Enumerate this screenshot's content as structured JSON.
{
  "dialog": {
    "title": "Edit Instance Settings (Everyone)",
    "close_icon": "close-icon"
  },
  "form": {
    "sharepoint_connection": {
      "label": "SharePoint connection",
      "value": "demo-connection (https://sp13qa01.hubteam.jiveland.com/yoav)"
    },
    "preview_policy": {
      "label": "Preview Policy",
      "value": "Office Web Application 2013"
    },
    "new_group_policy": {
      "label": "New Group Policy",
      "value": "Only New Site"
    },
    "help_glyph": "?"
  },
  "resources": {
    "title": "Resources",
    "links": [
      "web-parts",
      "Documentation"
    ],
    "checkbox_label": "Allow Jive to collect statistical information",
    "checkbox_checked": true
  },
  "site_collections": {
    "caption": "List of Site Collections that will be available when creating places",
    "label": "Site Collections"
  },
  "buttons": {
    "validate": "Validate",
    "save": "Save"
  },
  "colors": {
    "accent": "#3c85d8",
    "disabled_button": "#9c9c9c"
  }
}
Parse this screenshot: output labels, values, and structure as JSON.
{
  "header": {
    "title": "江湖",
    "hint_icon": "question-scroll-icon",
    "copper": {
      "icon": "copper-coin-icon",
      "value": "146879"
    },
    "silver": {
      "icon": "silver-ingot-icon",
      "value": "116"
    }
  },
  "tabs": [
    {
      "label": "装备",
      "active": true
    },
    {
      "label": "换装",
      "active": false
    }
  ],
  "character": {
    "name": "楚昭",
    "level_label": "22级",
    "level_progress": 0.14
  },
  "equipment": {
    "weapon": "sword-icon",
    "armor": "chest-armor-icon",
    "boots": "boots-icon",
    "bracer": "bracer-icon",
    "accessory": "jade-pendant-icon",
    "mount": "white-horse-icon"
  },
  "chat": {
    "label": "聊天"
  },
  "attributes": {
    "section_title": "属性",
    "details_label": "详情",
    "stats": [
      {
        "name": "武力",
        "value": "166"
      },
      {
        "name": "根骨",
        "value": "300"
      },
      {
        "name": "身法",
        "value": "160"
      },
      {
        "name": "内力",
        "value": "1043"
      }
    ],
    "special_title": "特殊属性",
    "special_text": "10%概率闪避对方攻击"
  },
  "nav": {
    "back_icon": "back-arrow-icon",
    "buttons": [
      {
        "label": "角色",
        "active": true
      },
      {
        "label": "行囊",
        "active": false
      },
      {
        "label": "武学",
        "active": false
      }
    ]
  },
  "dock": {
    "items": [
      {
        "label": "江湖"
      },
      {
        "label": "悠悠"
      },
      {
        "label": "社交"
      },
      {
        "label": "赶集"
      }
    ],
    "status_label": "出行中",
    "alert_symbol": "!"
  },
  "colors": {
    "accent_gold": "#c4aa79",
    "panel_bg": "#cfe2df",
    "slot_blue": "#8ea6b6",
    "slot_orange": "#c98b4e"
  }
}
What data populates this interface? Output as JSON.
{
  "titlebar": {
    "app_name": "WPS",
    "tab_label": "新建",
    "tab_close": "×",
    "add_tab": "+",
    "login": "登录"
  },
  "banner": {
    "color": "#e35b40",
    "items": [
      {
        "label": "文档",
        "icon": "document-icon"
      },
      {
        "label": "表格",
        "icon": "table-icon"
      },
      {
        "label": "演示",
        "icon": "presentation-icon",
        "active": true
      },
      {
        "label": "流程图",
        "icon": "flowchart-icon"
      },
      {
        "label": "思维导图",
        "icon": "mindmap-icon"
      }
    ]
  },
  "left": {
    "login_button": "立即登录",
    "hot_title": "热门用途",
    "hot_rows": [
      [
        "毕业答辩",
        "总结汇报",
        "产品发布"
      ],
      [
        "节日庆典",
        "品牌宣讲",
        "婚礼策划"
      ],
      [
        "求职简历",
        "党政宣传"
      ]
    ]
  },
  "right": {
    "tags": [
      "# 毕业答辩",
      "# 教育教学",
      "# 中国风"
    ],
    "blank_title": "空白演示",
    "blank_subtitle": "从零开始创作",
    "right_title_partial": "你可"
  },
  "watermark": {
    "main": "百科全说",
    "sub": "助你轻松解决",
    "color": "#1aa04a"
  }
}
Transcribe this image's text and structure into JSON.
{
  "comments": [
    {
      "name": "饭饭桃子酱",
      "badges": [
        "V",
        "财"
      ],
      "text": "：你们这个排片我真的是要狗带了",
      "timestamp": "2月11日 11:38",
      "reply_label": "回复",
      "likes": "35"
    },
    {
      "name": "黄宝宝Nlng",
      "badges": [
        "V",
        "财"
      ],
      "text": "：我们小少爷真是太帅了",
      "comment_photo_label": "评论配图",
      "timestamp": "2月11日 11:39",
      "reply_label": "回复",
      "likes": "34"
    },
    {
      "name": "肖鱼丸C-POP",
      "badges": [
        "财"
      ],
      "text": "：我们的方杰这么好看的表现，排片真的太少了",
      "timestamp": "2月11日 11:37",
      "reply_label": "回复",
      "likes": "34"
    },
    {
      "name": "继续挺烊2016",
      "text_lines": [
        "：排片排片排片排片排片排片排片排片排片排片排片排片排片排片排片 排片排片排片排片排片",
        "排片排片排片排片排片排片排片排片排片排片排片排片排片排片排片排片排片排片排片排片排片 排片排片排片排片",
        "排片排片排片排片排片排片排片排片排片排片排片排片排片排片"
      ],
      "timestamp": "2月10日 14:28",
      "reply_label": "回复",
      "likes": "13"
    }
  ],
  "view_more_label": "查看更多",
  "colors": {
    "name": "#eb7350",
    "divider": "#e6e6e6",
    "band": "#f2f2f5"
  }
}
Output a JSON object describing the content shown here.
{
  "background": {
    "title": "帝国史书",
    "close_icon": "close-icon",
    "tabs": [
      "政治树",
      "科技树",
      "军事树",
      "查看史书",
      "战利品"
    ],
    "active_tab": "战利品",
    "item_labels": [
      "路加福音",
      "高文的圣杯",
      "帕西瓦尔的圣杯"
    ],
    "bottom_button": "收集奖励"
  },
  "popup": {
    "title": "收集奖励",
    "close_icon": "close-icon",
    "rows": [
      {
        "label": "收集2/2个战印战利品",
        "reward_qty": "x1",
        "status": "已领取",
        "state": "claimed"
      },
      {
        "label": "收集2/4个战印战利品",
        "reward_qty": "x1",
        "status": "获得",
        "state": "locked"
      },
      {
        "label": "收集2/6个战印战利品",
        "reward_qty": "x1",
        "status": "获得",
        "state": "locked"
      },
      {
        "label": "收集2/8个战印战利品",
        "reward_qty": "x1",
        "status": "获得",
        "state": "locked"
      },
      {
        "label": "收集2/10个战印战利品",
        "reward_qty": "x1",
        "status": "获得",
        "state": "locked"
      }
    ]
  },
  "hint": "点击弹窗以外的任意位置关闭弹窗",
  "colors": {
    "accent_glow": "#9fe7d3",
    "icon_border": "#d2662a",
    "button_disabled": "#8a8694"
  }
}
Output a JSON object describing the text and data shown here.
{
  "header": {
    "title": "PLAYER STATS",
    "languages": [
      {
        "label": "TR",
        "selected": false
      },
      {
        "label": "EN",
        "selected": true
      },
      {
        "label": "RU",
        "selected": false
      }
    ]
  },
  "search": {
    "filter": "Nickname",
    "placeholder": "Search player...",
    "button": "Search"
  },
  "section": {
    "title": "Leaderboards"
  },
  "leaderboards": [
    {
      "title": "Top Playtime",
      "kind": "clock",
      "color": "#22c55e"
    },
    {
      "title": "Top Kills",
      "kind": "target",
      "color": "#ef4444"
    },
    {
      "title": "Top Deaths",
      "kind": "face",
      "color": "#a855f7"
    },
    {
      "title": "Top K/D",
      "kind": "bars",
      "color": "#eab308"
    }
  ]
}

(TASK REQUIREMENTS):
Each entry is to be returned in full, character for character.

(ANSWER TO THIS PROBLEM):
Enumerate this screenshot's content as structured JSON.
{
  "dialog": {
    "title": "Edit Instance Settings (Everyone)",
    "close_icon": "close-icon"
  },
  "form": {
    "sharepoint_connection": {
      "label": "SharePoint connection",
      "value": "demo-connection (https://sp13qa01.hubteam.jiveland.com/yoav)"
    },
    "preview_policy": {
      "label": "Preview Policy",
      "value": "Office Web Application 2013"
    },
    "new_group_policy": {
      "label": "New Group Policy",
      "value": "Only New Site"
    },
    "help_glyph": "?"
  },
  "resources": {
    "title": "Resources",
    "links": [
      "web-parts",
      "Documentation"
    ],
    "checkbox_label": "Allow Jive to collect statistical information",
    "checkbox_checked": true
  },
  "site_collections": {
    "caption": "List of Site Collections that will be available when creating places",
    "label": "Site Collections"
  },
  "buttons": {
    "validate": "Validate",
    "save": "Save"
  },
  "colors": {
    "accent": "#3c85d8",
    "disabled_button": "#9c9c9c"
  }
}
Parse this screenshot: output labels, values, and structure as JSON.
{
  "header": {
    "title": "江湖",
    "hint_icon": "question-scroll-icon",
    "copper": {
      "icon": "copper-coin-icon",
      "value": "146879"
    },
    "silver": {
      "icon": "silver-ingot-icon",
      "value": "116"
    }
  },
  "tabs": [
    {
      "label": "装备",
      "active": true
    },
    {
      "label": "换装",
      "active": false
    }
  ],
  "character": {
    "name": "楚昭",
    "level_label": "22级",
    "level_progress": 0.14
  },
  "equipment": {
    "weapon": "sword-icon",
    "armor": "chest-armor-icon",
    "boots": "boots-icon",
    "bracer": "bracer-icon",
    "accessory": "jade-pendant-icon",
    "mount": "white-horse-icon"
  },
  "chat": {
    "label": "聊天"
  },
  "attributes": {
    "section_title": "属性",
    "details_label": "详情",
    "stats": [
      {
        "name": "武力",
        "value": "166"
      },
      {
        "name": "根骨",
        "value": "300"
      },
      {
        "name": "身法",
        "value": "160"
      },
      {
        "name": "内力",
        "value": "1043"
      }
    ],
    "special_title": "特殊属性",
    "special_text": "10%概率闪避对方攻击"
  },
  "nav": {
    "back_icon": "back-arrow-icon",
    "buttons": [
      {
        "label": "角色",
        "active": true
      },
      {
        "label": "行囊",
        "active": false
      },
      {
        "label": "武学",
        "active": false
      }
    ]
  },
  "dock": {
    "items": [
      {
        "label": "江湖"
      },
      {
        "label": "悠悠"
      },
      {
        "label": "社交"
      },
      {
        "label": "赶集"
      }
    ],
    "status_label": "出行中",
    "alert_symbol": "!"
  },
  "colors": {
    "accent_gold": "#c4aa79",
    "panel_bg": "#cfe2df",
    "slot_blue": "#8ea6b6",
    "slot_orange": "#c98b4e"
  }
}
What data populates this interface? Output as JSON.
{
  "titlebar": {
    "app_name": "WPS",
    "tab_label": "新建",
    "tab_close": "×",
    "add_tab": "+",
    "login": "登录"
  },
  "banner": {
    "color": "#e35b40",
    "items": [
      {
        "label": "文档",
        "icon": "document-icon"
      },
      {
        "label": "表格",
        "icon": "table-icon"
      },
      {
        "label": "演示",
        "icon": "presentation-icon",
        "active": true
      },
      {
        "label": "流程图",
        "icon": "flowchart-icon"
      },
      {
        "label": "思维导图",
        "icon": "mindmap-icon"
      }
    ]
  },
  "left": {
    "login_button": "立即登录",
    "hot_title": "热门用途",
    "hot_rows": [
      [
        "毕业答辩",
        "总结汇报",
        "产品发布"
      ],
      [
        "节日庆典",
        "品牌宣讲",
        "婚礼策划"
      ],
      [
        "求职简历",
        "党政宣传"
      ]
    ]
  },
  "right": {
    "tags": [
      "# 毕业答辩",
      "# 教育教学",
      "# 中国风"
    ],
    "blank_title": "空白演示",
    "blank_subtitle": "从零开始创作",
    "right_title_partial": "你可"
  },
  "watermark": {
    "main": "百科全说",
    "sub": "助你轻松解决",
    "color": "#1aa04a"
  }
}
Transcribe this image's text and structure into JSON.
{
  "comments": [
    {
      "name": "饭饭桃子酱",
      "badges": [
        "V",
        "财"
      ],
      "text": "：你们这个排片我真的是要狗带了",
      "timestamp": "2月11日 11:38",
      "reply_label": "回复",
      "likes": "35"
    },
    {
      "name": "黄宝宝Nlng",
      "badges": [
        "V",
        "财"
      ],
      "text": "：我们小少爷真是太帅了",
      "comment_photo_label": "评论配图",
      "timestamp": "2月11日 11:39",
      "reply_label": "回复",
      "likes": "34"
    },
    {
      "name": "肖鱼丸C-POP",
      "badges": [
        "财"
      ],
      "text": "：我们的方杰这么好看的表现，排片真的太少了",
      "timestamp": "2月11日 11:37",
      "reply_label": "回复",
      "likes": "34"
    },
    {
      "name": "继续挺烊2016",
      "text_lines": [
        "：排片排片排片排片排片排片排片排片排片排片排片排片排片排片排片 排片排片排片排片排片",
        "排片排片排片排片排片排片排片排片排片排片排片排片排片排片排片排片排片排片排片排片排片 排片排片排片排片",
        "排片排片排片排片排片排片排片排片排片排片排片排片排片排片"
      ],
      "timestamp": "2月10日 14:28",
      "reply_label": "回复",
      "likes": "13"
    }
  ],
  "view_more_label": "查看更多",
  "colors": {
    "name": "#eb7350",
    "divider": "#e6e6e6",
    "band": "#f2f2f5"
  }
}
Output a JSON object describing the content shown here.
{
  "background": {
    "title": "帝国史书",
    "close_icon": "close-icon",
    "tabs": [
      "政治树",
      "科技树",
      "军事树",
      "查看史书",
      "战利品"
    ],
    "active_tab": "战利品",
    "item_labels": [
      "路加福音",
      "高文的圣杯",
      "帕西瓦尔的圣杯"
    ],
    "bottom_button": "收集奖励"
  },
  "popup": {
    "title": "收集奖励",
    "close_icon": "close-icon",
    "rows": [
      {
        "label": "收集2/2个战印战利品",
        "reward_qty": "x1",
        "status": "已领取",
        "state": "claimed"
      },
      {
        "label": "收集2/4个战印战利品",
        "reward_qty": "x1",
        "status": "获得",
        "state": "locked"
      },
      {
        "label": "收集2/6个战印战利品",
        "reward_qty": "x1",
        "status": "获得",
        "state": "locked"
      },
      {
        "label": "收集2/8个战印战利品",
        "reward_qty": "x1",
        "status": "获得",
        "state": "locked"
      },
      {
        "label": "收集2/10个战印战利品",
        "reward_qty": "x1",
        "status": "获得",
        "state": "locked"
      }
    ]
  },
  "hint": "点击弹窗以外的任意位置关闭弹窗",
  "colors": {
    "accent_glow": "#9fe7d3",
    "icon_border": "#d2662a",
    "button_disabled": "#8a8694"
  }
}
Output a JSON object describing the text and data shown here.
{
  "header": {
    "title": "PLAYER STATS",
    "languages": [
      {
        "label": "TR",
        "selected": false
      },
      {
        "label": "EN",
        "selected": true
      },
      {
        "label": "RU",
        "selected": false
      }
    ]
  },
  "search": {
    "filter": "Nickname",
    "placeholder": "Search player...",
    "button": "Search"
  },
  "section": {
    "title": "Leaderboards"
  },
  "leaderboards": [
    {
      "title": "Top Playtime",
      "kind": "clock",
      "color": "#22c55e"
    },
    {
      "title": "Top Kills",
      "kind": "target",
      "color": "#ef4444"
    },
    {
      "title": "Top Deaths",
      "kind": "face",
      "color": "#a855f7"
    },
    {
      "title": "Top K/D",
      "kind": "bars",
      "color": "#eab308"
    }
  ]
}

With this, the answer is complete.